Problem to work on ▸ Count the lines in the entries below that contain the string "column", treating uppercase and lowercase as different, and reply with only the number.

Supplied information ▸
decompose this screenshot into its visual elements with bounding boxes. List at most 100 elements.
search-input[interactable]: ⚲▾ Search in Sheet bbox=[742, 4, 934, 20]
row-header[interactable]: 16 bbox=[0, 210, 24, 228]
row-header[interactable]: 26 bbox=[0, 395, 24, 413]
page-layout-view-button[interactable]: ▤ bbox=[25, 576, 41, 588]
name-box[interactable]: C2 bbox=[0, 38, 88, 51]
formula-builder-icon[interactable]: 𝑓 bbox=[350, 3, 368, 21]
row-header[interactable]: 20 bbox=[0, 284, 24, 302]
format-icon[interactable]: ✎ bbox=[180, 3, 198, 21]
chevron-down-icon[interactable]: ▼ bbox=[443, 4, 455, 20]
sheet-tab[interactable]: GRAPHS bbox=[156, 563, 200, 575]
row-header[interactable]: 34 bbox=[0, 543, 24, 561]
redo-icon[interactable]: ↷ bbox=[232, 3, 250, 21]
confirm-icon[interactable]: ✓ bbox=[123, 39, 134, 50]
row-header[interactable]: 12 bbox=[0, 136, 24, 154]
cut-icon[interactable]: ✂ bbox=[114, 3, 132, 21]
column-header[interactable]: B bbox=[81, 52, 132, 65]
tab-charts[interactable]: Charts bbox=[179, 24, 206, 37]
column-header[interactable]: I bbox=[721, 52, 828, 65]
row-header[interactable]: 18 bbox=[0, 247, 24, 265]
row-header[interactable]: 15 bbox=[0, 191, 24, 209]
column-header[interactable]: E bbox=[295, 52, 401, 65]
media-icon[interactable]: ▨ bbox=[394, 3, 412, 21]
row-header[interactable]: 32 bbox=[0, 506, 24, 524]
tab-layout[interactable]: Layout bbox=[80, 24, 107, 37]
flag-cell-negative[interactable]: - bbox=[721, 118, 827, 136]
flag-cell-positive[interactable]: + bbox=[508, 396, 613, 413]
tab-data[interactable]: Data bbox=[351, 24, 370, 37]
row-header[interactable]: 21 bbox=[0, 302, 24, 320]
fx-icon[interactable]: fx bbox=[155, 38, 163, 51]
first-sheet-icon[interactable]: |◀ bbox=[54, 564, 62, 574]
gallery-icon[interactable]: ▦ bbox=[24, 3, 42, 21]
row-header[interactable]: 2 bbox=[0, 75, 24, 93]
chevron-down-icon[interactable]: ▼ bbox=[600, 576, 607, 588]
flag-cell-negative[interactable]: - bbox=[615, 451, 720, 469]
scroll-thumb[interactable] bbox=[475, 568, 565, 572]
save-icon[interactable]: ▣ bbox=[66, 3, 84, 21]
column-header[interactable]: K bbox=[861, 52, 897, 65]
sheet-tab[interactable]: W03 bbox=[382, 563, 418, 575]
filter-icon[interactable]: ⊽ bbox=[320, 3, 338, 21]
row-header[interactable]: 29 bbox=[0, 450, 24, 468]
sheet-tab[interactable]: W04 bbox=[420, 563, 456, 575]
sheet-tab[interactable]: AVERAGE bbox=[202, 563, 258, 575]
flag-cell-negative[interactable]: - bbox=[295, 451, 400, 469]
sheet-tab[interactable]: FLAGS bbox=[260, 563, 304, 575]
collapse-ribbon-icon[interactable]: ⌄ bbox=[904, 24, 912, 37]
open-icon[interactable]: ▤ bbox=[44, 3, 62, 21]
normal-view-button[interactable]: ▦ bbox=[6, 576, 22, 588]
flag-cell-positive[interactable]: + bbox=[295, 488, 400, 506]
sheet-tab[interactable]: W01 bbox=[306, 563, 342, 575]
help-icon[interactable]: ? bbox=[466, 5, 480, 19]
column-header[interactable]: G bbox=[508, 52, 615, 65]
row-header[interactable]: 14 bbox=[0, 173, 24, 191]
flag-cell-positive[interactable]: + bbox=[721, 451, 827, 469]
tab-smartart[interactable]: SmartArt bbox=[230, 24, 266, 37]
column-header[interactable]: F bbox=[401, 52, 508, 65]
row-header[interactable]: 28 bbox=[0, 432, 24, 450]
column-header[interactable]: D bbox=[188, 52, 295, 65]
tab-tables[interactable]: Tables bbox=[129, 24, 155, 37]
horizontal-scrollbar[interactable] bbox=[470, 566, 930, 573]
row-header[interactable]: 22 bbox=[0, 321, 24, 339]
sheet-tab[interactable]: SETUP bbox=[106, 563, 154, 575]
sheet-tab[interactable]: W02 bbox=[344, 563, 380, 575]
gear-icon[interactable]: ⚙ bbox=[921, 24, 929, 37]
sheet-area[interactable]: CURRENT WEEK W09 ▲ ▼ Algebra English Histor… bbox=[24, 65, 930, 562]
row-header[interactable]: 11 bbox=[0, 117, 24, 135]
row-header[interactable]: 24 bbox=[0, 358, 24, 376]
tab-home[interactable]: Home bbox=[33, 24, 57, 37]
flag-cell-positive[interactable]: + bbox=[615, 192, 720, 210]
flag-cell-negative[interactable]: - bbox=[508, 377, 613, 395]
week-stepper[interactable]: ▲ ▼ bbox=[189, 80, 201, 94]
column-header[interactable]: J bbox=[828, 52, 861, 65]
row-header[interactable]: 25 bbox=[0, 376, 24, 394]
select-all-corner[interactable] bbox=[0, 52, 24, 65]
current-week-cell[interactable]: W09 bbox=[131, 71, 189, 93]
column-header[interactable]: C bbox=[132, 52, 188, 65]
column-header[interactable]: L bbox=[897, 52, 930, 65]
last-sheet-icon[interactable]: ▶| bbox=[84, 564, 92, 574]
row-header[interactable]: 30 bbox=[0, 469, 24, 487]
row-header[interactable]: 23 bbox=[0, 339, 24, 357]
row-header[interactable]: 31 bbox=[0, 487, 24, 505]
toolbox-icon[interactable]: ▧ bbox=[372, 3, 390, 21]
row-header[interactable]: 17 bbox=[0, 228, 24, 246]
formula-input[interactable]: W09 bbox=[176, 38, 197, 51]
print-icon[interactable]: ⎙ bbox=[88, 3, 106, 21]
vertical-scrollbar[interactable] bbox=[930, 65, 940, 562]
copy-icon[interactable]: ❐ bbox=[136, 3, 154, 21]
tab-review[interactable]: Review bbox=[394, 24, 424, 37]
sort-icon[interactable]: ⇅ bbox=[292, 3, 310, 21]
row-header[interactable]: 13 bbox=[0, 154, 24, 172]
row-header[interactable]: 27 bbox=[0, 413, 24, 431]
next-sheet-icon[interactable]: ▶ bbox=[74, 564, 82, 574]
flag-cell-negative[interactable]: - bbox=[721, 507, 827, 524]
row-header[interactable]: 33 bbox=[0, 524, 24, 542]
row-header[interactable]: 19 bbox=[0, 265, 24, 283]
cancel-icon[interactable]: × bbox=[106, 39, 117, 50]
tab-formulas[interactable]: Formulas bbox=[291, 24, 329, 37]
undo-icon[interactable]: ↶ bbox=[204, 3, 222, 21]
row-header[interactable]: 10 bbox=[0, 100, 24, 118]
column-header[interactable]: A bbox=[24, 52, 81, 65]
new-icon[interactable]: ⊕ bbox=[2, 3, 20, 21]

Solution ▸ 11